- _Task instructions_
Can you transcribe every line exactly and leave the pictures behind?

- _Data shown_
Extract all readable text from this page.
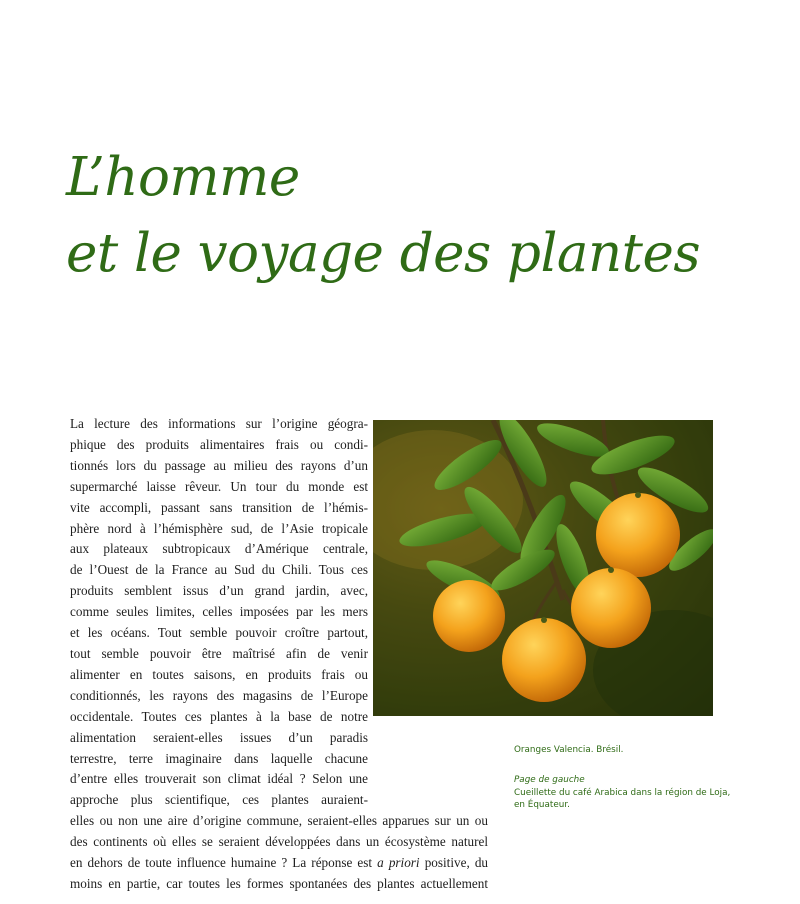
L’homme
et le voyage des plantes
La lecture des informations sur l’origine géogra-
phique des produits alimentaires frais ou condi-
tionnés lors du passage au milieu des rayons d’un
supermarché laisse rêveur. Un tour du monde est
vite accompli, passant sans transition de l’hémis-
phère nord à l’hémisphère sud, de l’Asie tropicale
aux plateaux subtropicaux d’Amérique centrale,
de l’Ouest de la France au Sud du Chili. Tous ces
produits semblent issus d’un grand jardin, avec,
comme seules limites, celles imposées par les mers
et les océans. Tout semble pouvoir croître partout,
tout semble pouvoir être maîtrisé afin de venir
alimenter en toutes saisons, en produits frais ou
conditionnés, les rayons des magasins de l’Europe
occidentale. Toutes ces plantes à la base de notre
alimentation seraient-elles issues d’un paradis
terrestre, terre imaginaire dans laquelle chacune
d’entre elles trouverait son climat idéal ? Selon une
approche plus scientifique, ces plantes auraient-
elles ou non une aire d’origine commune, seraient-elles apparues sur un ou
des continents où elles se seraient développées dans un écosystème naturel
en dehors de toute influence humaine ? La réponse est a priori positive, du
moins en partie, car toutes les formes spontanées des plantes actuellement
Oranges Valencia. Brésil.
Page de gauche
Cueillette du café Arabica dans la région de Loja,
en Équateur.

- _Exercise answer_
Extract all readable text from this page.
L’homme
et le voyage des plantes
La lecture des informations sur l’origine géogra-
phique des produits alimentaires frais ou condi-
tionnés lors du passage au milieu des rayons d’un
supermarché laisse rêveur. Un tour du monde est
vite accompli, passant sans transition de l’hémis-
phère nord à l’hémisphère sud, de l’Asie tropicale
aux plateaux subtropicaux d’Amérique centrale,
de l’Ouest de la France au Sud du Chili. Tous ces
produits semblent issus d’un grand jardin, avec,
comme seules limites, celles imposées par les mers
et les océans. Tout semble pouvoir croître partout,
tout semble pouvoir être maîtrisé afin de venir
alimenter en toutes saisons, en produits frais ou
conditionnés, les rayons des magasins de l’Europe
occidentale. Toutes ces plantes à la base de notre
alimentation seraient-elles issues d’un paradis
terrestre, terre imaginaire dans laquelle chacune
d’entre elles trouverait son climat idéal ? Selon une
approche plus scientifique, ces plantes auraient-
elles ou non une aire d’origine commune, seraient-elles apparues sur un ou
des continents où elles se seraient développées dans un écosystème naturel
en dehors de toute influence humaine ? La réponse est a priori positive, du
moins en partie, car toutes les formes spontanées des plantes actuellement
Oranges Valencia. Brésil.
Page de gauche
Cueillette du café Arabica dans la région de Loja,
en Équateur.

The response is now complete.